> **Your instructions**
Give all of the lines again exactly as they read.
start Recorded information
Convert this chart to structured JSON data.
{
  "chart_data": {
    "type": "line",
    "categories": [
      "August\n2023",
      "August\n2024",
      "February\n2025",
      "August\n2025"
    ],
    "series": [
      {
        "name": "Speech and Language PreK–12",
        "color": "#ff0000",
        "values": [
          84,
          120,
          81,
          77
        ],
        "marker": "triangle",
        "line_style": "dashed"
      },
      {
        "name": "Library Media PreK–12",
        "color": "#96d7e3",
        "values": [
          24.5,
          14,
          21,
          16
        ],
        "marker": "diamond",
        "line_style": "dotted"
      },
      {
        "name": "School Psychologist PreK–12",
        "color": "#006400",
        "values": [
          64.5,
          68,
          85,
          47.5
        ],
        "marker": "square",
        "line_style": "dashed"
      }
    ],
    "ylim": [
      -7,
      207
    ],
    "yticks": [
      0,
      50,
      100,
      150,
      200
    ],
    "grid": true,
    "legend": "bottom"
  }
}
end Recorded information
> **The answer**
Convert this chart to structured JSON data.
{
  "chart_data": {
    "type": "line",
    "categories": [
      "August\n2023",
      "August\n2024",
      "February\n2025",
      "August\n2025"
    ],
    "series": [
      {
        "name": "Speech and Language PreK–12",
        "color": "#ff0000",
        "values": [
          84,
          120,
          81,
          77
        ],
        "marker": "triangle",
        "line_style": "dashed"
      },
      {
        "name": "Library Media PreK–12",
        "color": "#96d7e3",
        "values": [
          24.5,
          14,
          21,
          16
        ],
        "marker": "diamond",
        "line_style": "dotted"
      },
      {
        "name": "School Psychologist PreK–12",
        "color": "#006400",
        "values": [
          64.5,
          68,
          85,
          47.5
        ],
        "marker": "square",
        "line_style": "dashed"
      }
    ],
    "ylim": [
      -7,
      207
    ],
    "yticks": [
      0,
      50,
      100,
      150,
      200
    ],
    "grid": true,
    "legend": "bottom"
  }
}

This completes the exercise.